# STATED TASK:
Please reproduce the listing below with every "x-tick-label" switched to "x-axis-tick", changing nothing else, and omit the pictures from your answer.

== PROVIDED DATA

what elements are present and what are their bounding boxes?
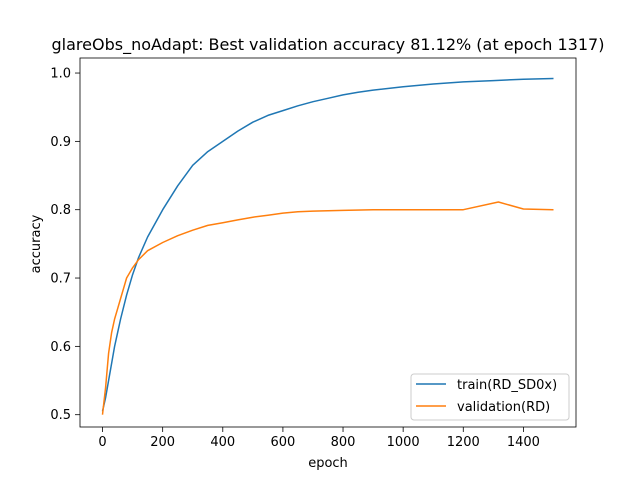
x-tick-label: 600 — [270, 435, 295, 450]
x-tick-label: 200 — [150, 435, 175, 450]
x-tick-label: 400 — [210, 435, 235, 450]
series-line-0 — [101, 77, 554, 412]
x-tick-label: 1400 — [507, 435, 540, 450]
chart-title: glareObs_noAdapt: Best validation accura… — [52, 35, 605, 55]
plot-area: 0 200 400 600 800 1000 1200 1400 0.5 0.6 0.7 0.8 0.9… — [50, 57, 577, 450]
y-tick-label: 0.8 — [50, 203, 71, 218]
series-line-1 — [101, 201, 554, 415]
x-tick-label: 1000 — [387, 435, 420, 450]
legend-label-0: train(RD_SD0x) — [457, 378, 557, 393]
legend-label-1: validation(RD) — [457, 400, 550, 415]
x-tick-label: 0 — [98, 435, 106, 450]
x-tick-label: 1200 — [447, 435, 480, 450]
legend: train(RD_SD0x) validation(RD) — [410, 373, 570, 421]
axes-frame — [79, 57, 577, 428]
y-tick-label: 0.5 — [50, 408, 71, 423]
legend-box — [410, 373, 570, 421]
x-axis-label: epoch — [308, 456, 348, 471]
y-tick-label: 0.6 — [50, 340, 71, 355]
x-tick-label: 800 — [331, 435, 356, 450]
y-tick-label: 0.7 — [50, 272, 71, 287]
y-tick-label: 0.9 — [50, 135, 71, 150]
y-tick-label: 1.0 — [50, 67, 71, 82]
y-axis-label: accuracy — [29, 214, 44, 273]
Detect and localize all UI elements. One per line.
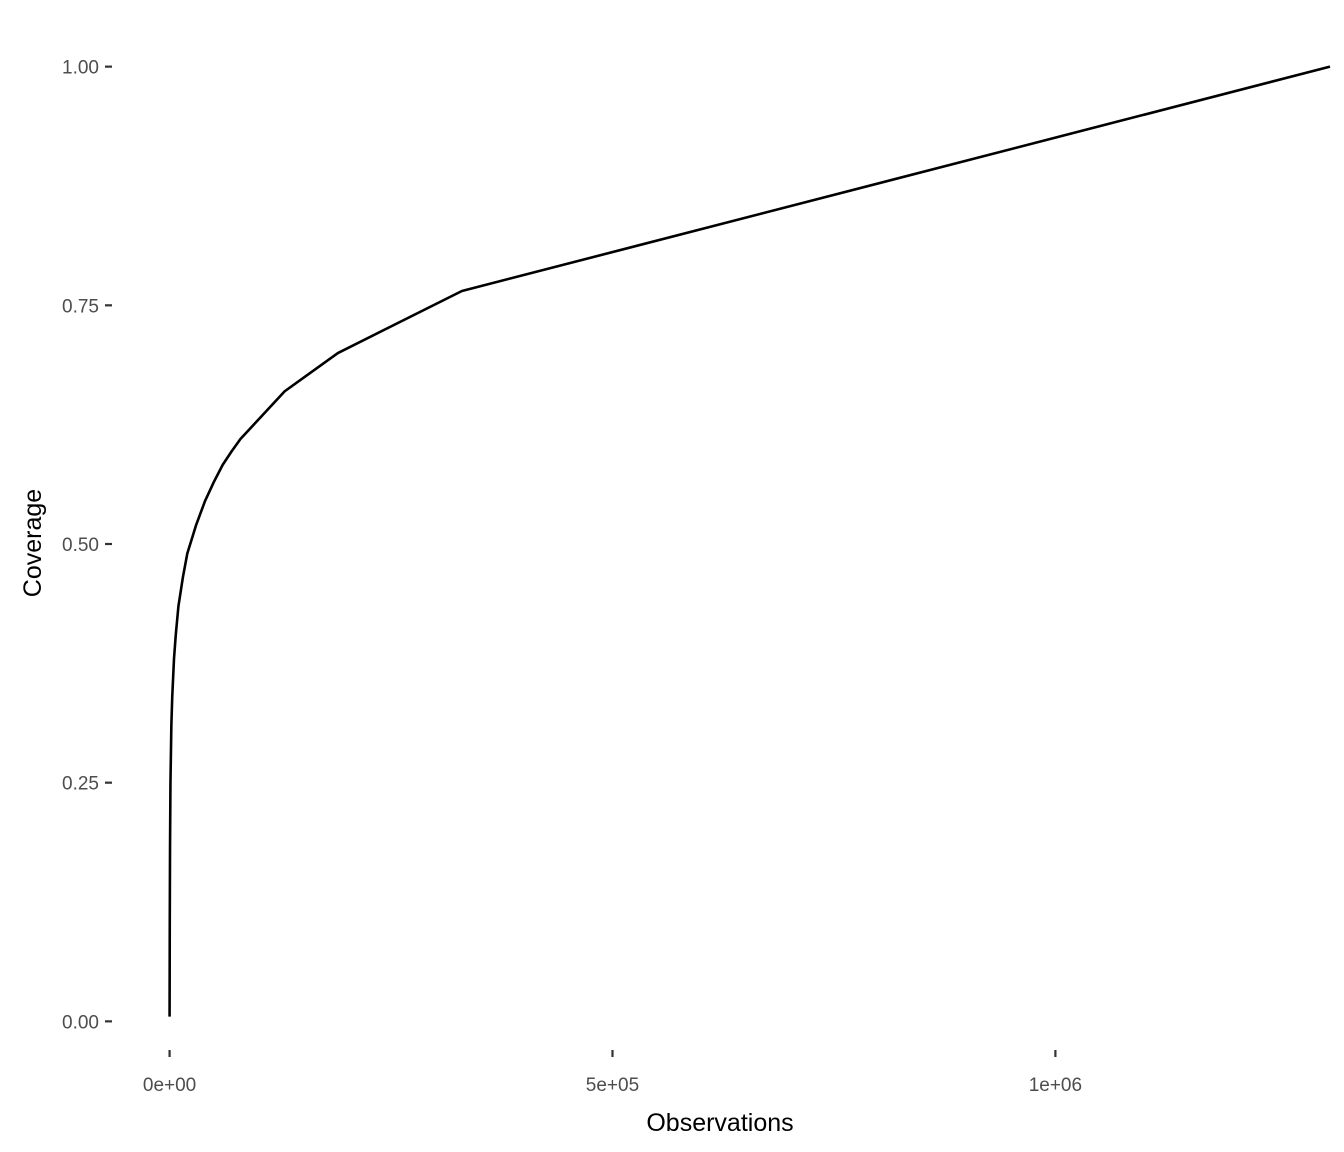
x-axis-title: Observations: [646, 1109, 793, 1137]
plot-area: [168, 65, 1331, 1017]
y-tick-label: 1.00: [62, 58, 99, 79]
x-axis: 0e+00 5e+05 1e+06: [143, 1050, 1082, 1096]
x-tick-label: 1e+06: [1029, 1075, 1082, 1096]
y-tick-label: 0.75: [62, 296, 99, 317]
coverage-series-line: [168, 65, 1331, 1017]
y-tick-label: 0.00: [62, 1012, 99, 1033]
x-tick-label: 0e+00: [143, 1075, 196, 1096]
y-axis-title: Coverage: [19, 489, 47, 597]
y-tick-label: 0.25: [62, 774, 99, 795]
y-tick-label: 0.50: [62, 535, 99, 556]
x-tick-label: 5e+05: [586, 1075, 639, 1096]
y-axis: 0.00 0.25 0.50 0.75 1.00: [62, 58, 112, 1033]
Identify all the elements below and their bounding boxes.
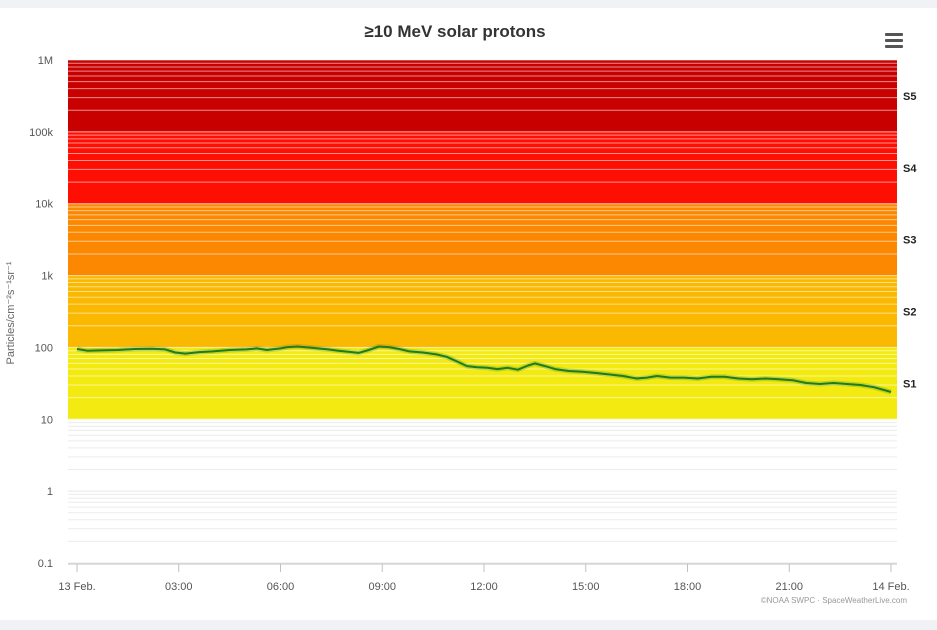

====

# EXERCISE SOLUTION:
what elements are present and what are their bounding boxes?
x-axis-tick: 600 — [270, 435, 295, 450]
x-axis-tick: 200 — [150, 435, 175, 450]
x-axis-tick: 400 — [210, 435, 235, 450]
series-line-0 — [101, 77, 554, 412]
x-axis-tick: 1400 — [507, 435, 540, 450]
chart-title: glareObs_noAdapt: Best validation accura… — [52, 35, 605, 55]
plot-area: 0 200 400 600 800 1000 1200 1400 0.5 0.6 0.7 0.8 0.9… — [50, 57, 577, 450]
y-tick-label: 0.8 — [50, 203, 71, 218]
series-line-1 — [101, 201, 554, 415]
x-axis-tick: 1000 — [387, 435, 420, 450]
legend-label-0: train(RD_SD0x) — [457, 378, 557, 393]
legend-label-1: validation(RD) — [457, 400, 550, 415]
x-axis-tick: 0 — [98, 435, 106, 450]
x-axis-tick: 1200 — [447, 435, 480, 450]
legend: train(RD_SD0x) validation(RD) — [410, 373, 570, 421]
axes-frame — [79, 57, 577, 428]
y-tick-label: 0.5 — [50, 408, 71, 423]
legend-box — [410, 373, 570, 421]
x-axis-label: epoch — [308, 456, 348, 471]
y-tick-label: 0.6 — [50, 340, 71, 355]
x-axis-tick: 800 — [331, 435, 356, 450]
y-tick-label: 0.7 — [50, 272, 71, 287]
y-tick-label: 0.9 — [50, 135, 71, 150]
y-tick-label: 1.0 — [50, 67, 71, 82]
y-axis-label: accuracy — [29, 214, 44, 273]
Detect and localize all UI elements. One per line.
x-axis-title: Observations: [646, 1109, 793, 1137]
plot-area: [168, 65, 1331, 1017]
y-tick-label: 1.00: [62, 58, 99, 79]
x-axis: 0e+00 5e+05 1e+06: [143, 1050, 1082, 1096]
x-axis-tick: 1e+06: [1029, 1075, 1082, 1096]
y-tick-label: 0.75: [62, 296, 99, 317]
coverage-series-line: [168, 65, 1331, 1017]
y-tick-label: 0.00: [62, 1012, 99, 1033]
x-axis-tick: 0e+00: [143, 1075, 196, 1096]
y-axis-title: Coverage: [19, 489, 47, 597]
y-tick-label: 0.25: [62, 774, 99, 795]
y-tick-label: 0.50: [62, 535, 99, 556]
x-axis-tick: 5e+05: [586, 1075, 639, 1096]
y-axis: 0.00 0.25 0.50 0.75 1.00: [62, 58, 112, 1033]
Identify all the elements below and their bounding boxes.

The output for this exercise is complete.